## [SHORT PROBLEM]
Copy, from the entries below, each line where the word "ylabel" can be found.

## [MATERIAL]
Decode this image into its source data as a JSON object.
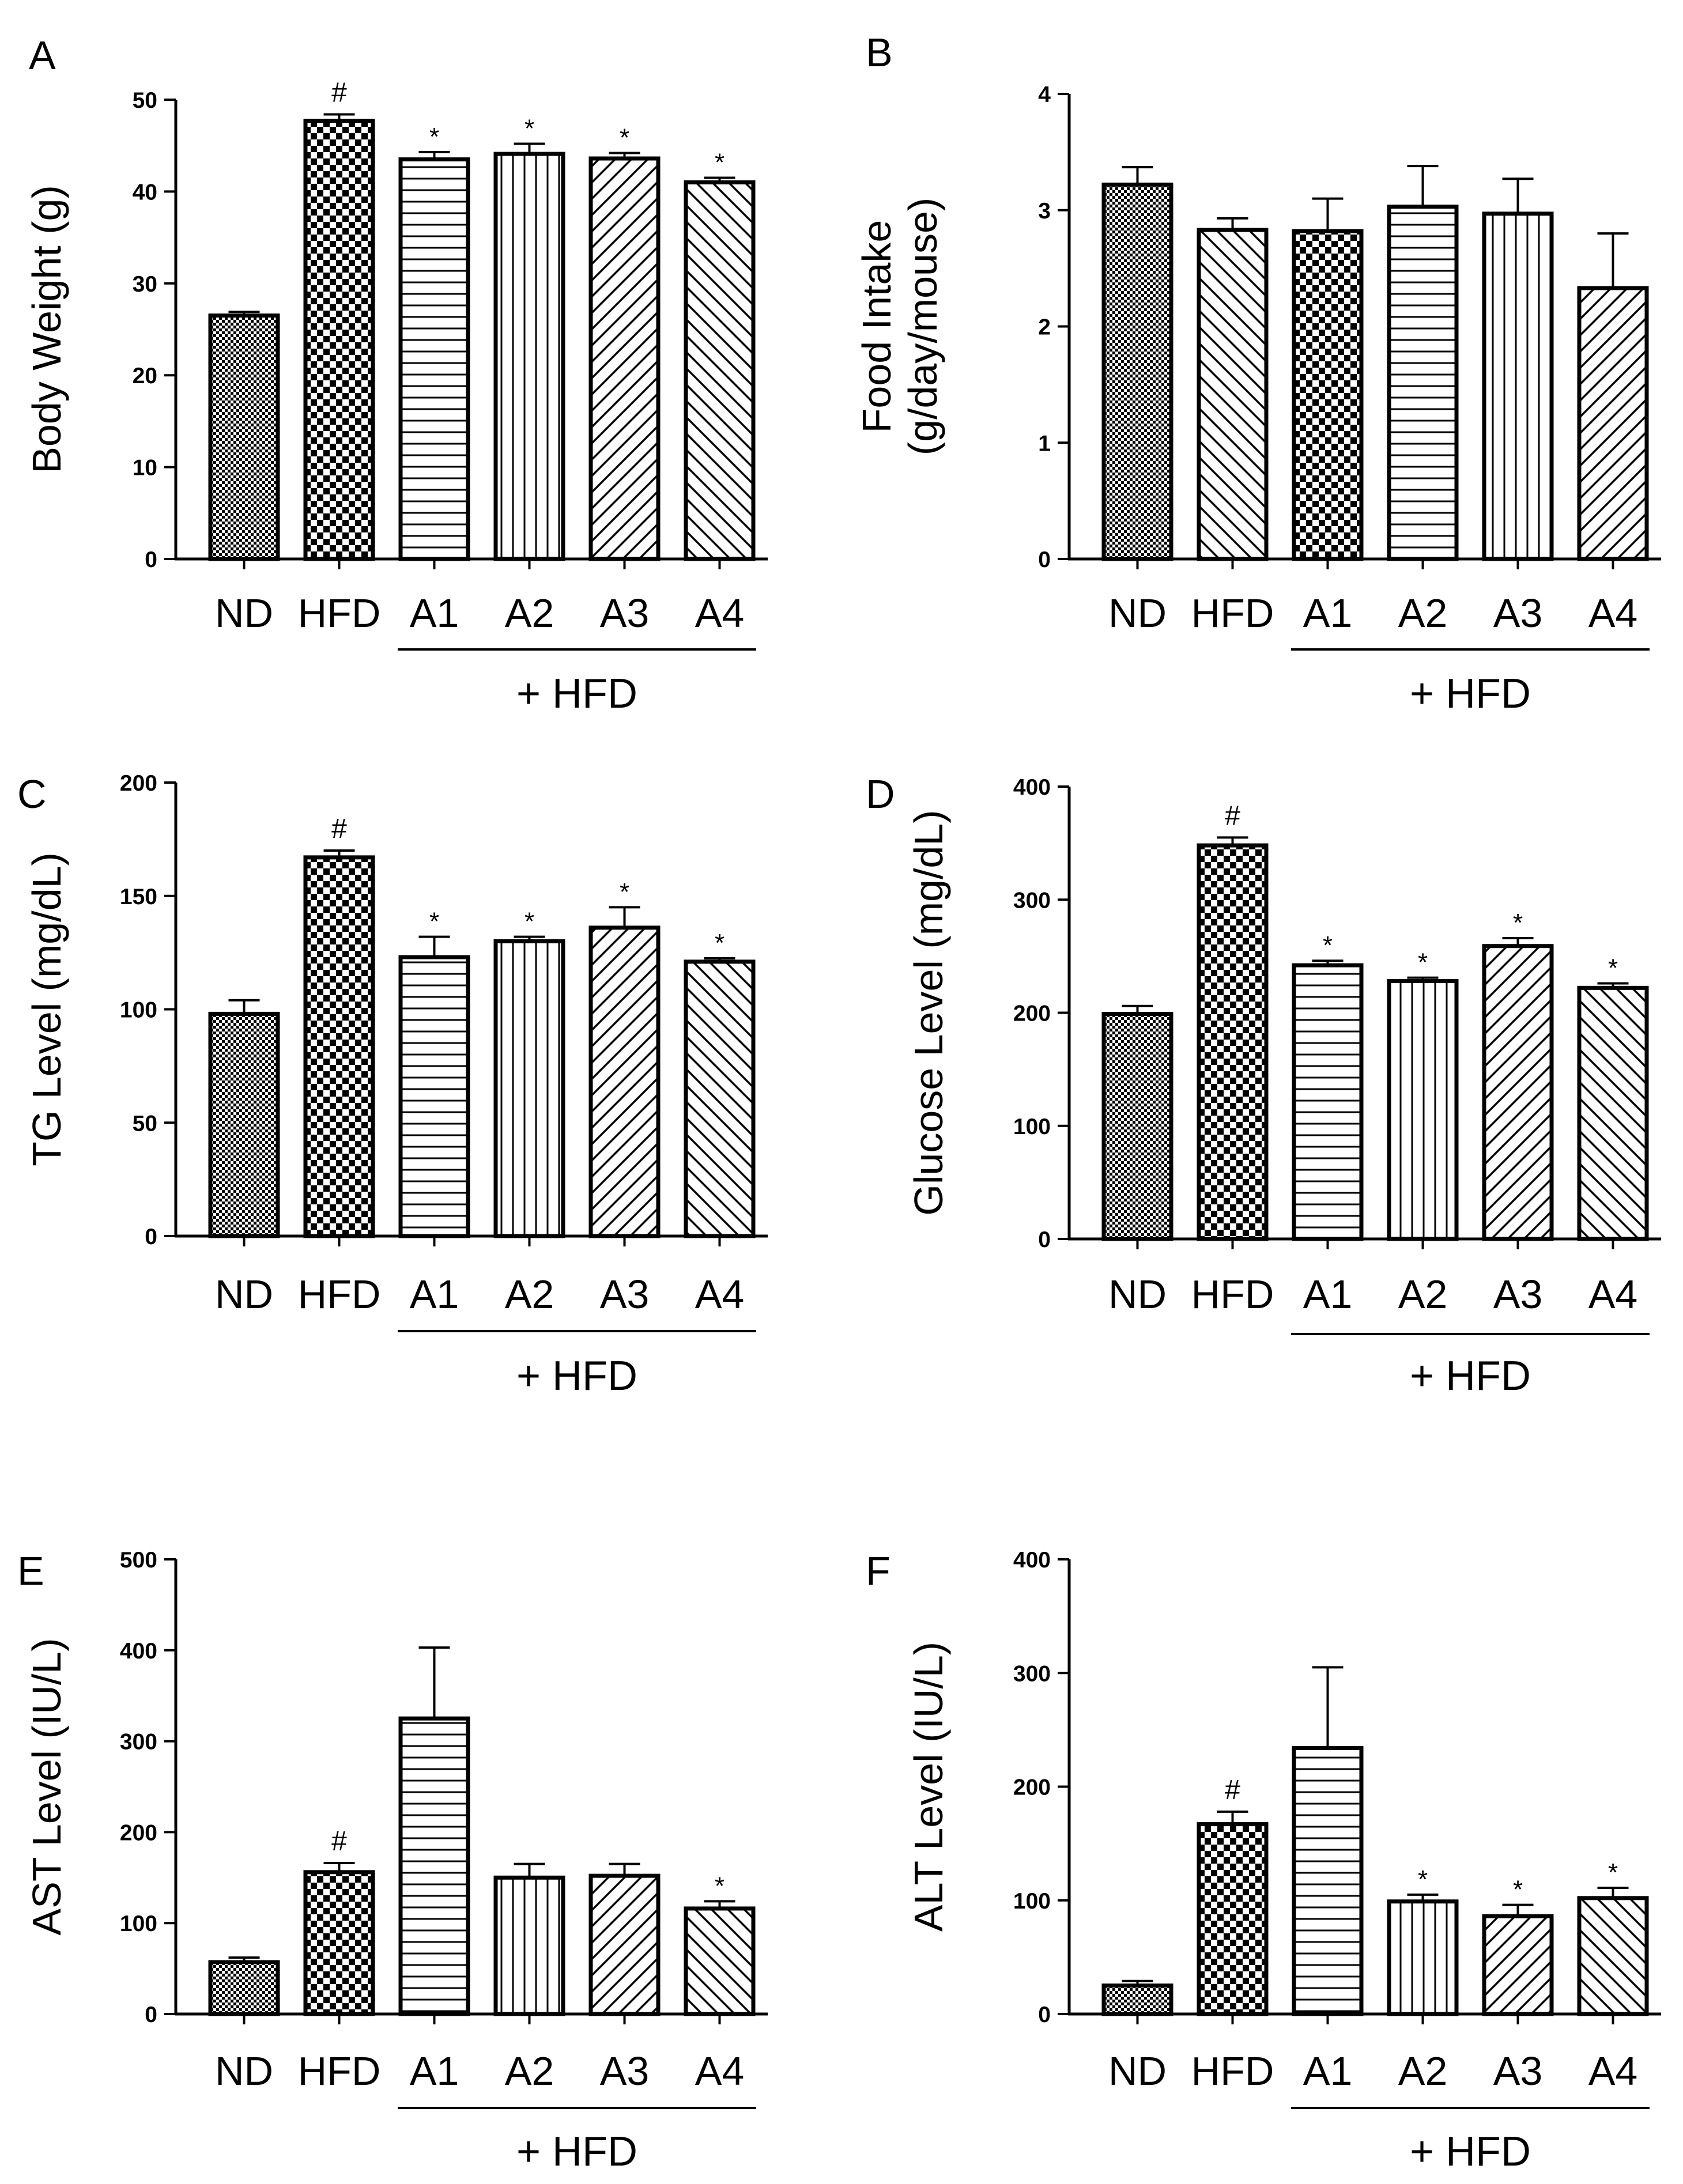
{
  "group_label": "+ HFD",
  "patterns": [
    "fine-check",
    "coarse-check",
    "hstripe",
    "vstripe",
    "diag-right",
    "diag-left"
  ],
  "chart_data": [
    {
      "panel": "A",
      "type": "bar",
      "title": "",
      "ylabel": "Body Weight (g)",
      "categories": [
        "ND",
        "HFD",
        "A1",
        "A2",
        "A3",
        "A4"
      ],
      "values": [
        26.5,
        47.7,
        43.5,
        44.1,
        43.6,
        41.0
      ],
      "errors": [
        0.4,
        0.7,
        0.8,
        1.1,
        0.6,
        0.5
      ],
      "annotations": [
        "",
        "#",
        "*",
        "*",
        "*",
        "*"
      ],
      "fills": [
        "fine-check",
        "coarse-check",
        "hstripe",
        "vstripe",
        "diag-right",
        "diag-left"
      ],
      "ylim": [
        0,
        50
      ],
      "yticks": [
        "0",
        "10",
        "20",
        "30",
        "40",
        "50"
      ],
      "group_span": [
        "A1",
        "A4"
      ]
    },
    {
      "panel": "B",
      "type": "bar",
      "title": "",
      "ylabel": [
        "Food Intake",
        "(g/day/mouse)"
      ],
      "categories": [
        "ND",
        "HFD",
        "A1",
        "A2",
        "A3",
        "A4"
      ],
      "values": [
        3.22,
        2.83,
        2.82,
        3.03,
        2.97,
        2.33
      ],
      "errors": [
        0.15,
        0.1,
        0.28,
        0.35,
        0.3,
        0.47
      ],
      "annotations": [
        "",
        "",
        "",
        "",
        "",
        ""
      ],
      "fills": [
        "fine-check",
        "diag-left",
        "coarse-check",
        "hstripe",
        "vstripe",
        "diag-right"
      ],
      "ylim": [
        0,
        4
      ],
      "yticks": [
        "0",
        "1",
        "2",
        "3",
        "4"
      ],
      "group_span": [
        "A1",
        "A4"
      ]
    },
    {
      "panel": "C",
      "type": "bar",
      "title": "",
      "ylabel": "TG Level (mg/dL)",
      "categories": [
        "ND",
        "HFD",
        "A1",
        "A2",
        "A3",
        "A4"
      ],
      "values": [
        98,
        167,
        123,
        130,
        136,
        121
      ],
      "errors": [
        6,
        3,
        9,
        2,
        9,
        1.5
      ],
      "annotations": [
        "",
        "#",
        "*",
        "*",
        "*",
        "*"
      ],
      "fills": [
        "fine-check",
        "coarse-check",
        "hstripe",
        "vstripe",
        "diag-right",
        "diag-left"
      ],
      "ylim": [
        0,
        200
      ],
      "yticks": [
        "0",
        "50",
        "100",
        "150",
        "200"
      ],
      "group_span": [
        "A1",
        "A4"
      ]
    },
    {
      "panel": "D",
      "type": "bar",
      "title": "",
      "ylabel": "Glucose Level (mg/dL)",
      "categories": [
        "ND",
        "HFD",
        "A1",
        "A2",
        "A3",
        "A4"
      ],
      "values": [
        199,
        348,
        242,
        228,
        259,
        222
      ],
      "errors": [
        7,
        7,
        4,
        3,
        7,
        4
      ],
      "annotations": [
        "",
        "#",
        "*",
        "*",
        "*",
        "*"
      ],
      "fills": [
        "fine-check",
        "coarse-check",
        "hstripe",
        "vstripe",
        "diag-right",
        "diag-left"
      ],
      "ylim": [
        0,
        400
      ],
      "yticks": [
        "0",
        "100",
        "200",
        "300",
        "400"
      ],
      "group_span": [
        "A1",
        "A4"
      ]
    },
    {
      "panel": "E",
      "type": "bar",
      "title": "",
      "ylabel": "AST Level (IU/L)",
      "categories": [
        "ND",
        "HFD",
        "A1",
        "A2",
        "A3",
        "A4"
      ],
      "values": [
        57,
        156,
        325,
        150,
        152,
        116
      ],
      "errors": [
        5,
        10,
        78,
        15,
        13,
        8
      ],
      "annotations": [
        "",
        "#",
        "",
        "",
        "",
        "*"
      ],
      "fills": [
        "fine-check",
        "coarse-check",
        "hstripe",
        "vstripe",
        "diag-right",
        "diag-left"
      ],
      "ylim": [
        0,
        500
      ],
      "yticks": [
        "0",
        "100",
        "200",
        "300",
        "400",
        "500"
      ],
      "group_span": [
        "A1",
        "A4"
      ]
    },
    {
      "panel": "F",
      "type": "bar",
      "title": "",
      "ylabel": "ALT Level (IU/L)",
      "categories": [
        "ND",
        "HFD",
        "A1",
        "A2",
        "A3",
        "A4"
      ],
      "values": [
        25,
        167,
        234,
        99,
        86,
        102
      ],
      "errors": [
        4,
        11,
        71,
        6,
        10,
        9
      ],
      "annotations": [
        "",
        "#",
        "",
        "*",
        "*",
        "*"
      ],
      "fills": [
        "fine-check",
        "coarse-check",
        "hstripe",
        "vstripe",
        "diag-right",
        "diag-left"
      ],
      "ylim": [
        0,
        400
      ],
      "yticks": [
        "0",
        "100",
        "200",
        "300",
        "400"
      ],
      "group_span": [
        "A1",
        "A4"
      ]
    }
  ]
}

## [EXERCISE RESPONSE]
      "ylabel": "Body Weight (g)",
      "ylabel": [
      "ylabel": "TG Level (mg/dL)",
      "ylabel": "Glucose Level (mg/dL)",
      "ylabel": "AST Level (IU/L)",
      "ylabel": "ALT Level (IU/L)",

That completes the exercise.